Return each line that holds the word "nostro".

(Dataset items)
────────

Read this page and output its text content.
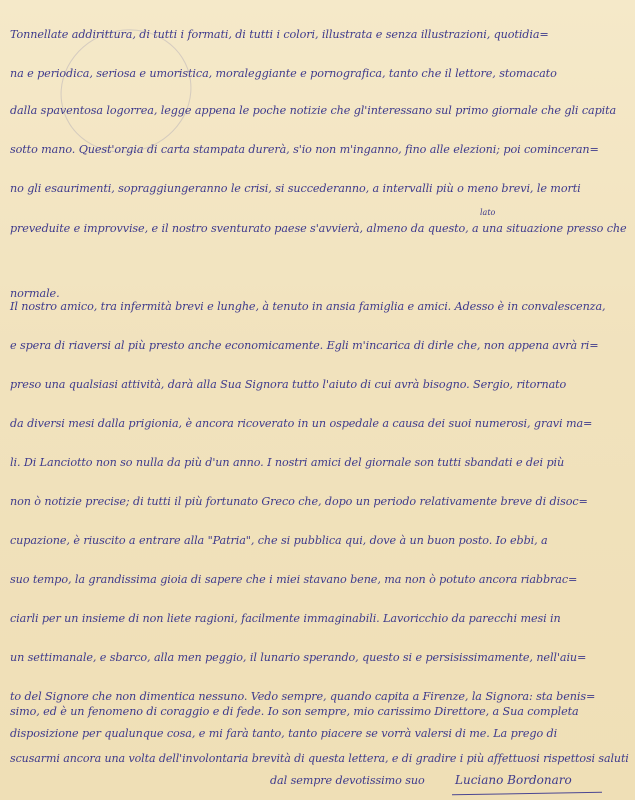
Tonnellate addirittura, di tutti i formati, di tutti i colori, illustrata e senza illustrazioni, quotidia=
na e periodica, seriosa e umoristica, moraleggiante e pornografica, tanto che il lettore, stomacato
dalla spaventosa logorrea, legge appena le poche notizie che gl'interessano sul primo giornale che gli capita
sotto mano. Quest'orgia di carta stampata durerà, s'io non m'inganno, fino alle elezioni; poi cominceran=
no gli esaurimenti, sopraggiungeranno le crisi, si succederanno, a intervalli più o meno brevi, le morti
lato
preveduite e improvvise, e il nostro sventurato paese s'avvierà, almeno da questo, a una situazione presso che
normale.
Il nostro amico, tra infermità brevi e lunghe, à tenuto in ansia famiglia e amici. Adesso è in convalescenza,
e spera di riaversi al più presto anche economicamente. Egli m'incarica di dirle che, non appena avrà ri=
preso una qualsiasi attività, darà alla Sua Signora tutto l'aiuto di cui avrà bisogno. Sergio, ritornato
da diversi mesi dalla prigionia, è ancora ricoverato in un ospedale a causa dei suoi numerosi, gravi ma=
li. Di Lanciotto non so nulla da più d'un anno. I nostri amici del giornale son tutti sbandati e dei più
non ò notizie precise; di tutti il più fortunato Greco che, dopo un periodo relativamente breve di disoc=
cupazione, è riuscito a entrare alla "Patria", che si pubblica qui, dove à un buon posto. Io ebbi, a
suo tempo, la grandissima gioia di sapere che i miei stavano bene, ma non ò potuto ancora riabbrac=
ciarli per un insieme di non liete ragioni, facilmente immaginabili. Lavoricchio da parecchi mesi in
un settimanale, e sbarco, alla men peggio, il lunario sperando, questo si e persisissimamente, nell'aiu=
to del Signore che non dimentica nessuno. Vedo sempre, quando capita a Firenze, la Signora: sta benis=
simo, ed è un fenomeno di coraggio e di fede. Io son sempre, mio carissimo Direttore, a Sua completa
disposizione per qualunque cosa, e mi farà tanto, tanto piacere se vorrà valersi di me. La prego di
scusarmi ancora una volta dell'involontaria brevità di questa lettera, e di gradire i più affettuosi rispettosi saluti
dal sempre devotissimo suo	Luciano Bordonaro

────────

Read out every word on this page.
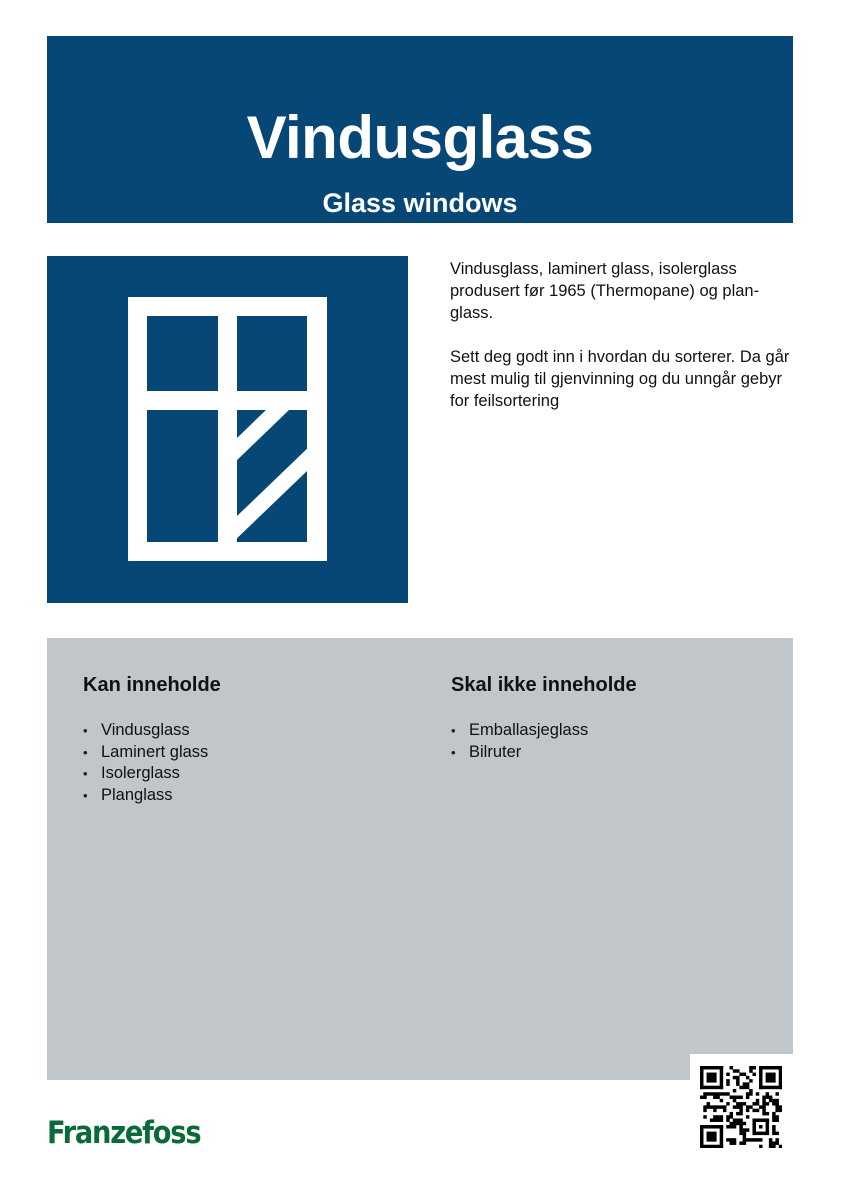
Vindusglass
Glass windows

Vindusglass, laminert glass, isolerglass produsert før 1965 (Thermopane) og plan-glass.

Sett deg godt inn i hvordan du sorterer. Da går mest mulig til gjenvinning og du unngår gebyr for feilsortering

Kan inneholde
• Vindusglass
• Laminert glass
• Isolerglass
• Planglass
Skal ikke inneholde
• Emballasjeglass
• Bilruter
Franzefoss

────────

Task output:
preveduite e improvvise, e il nostro sventurato paese s'avvierà, almeno da questo, a una situazione presso che
Il nostro amico, tra infermità brevi e lunghe, à tenuto in ansia famiglia e amici. Adesso è in convalescenza,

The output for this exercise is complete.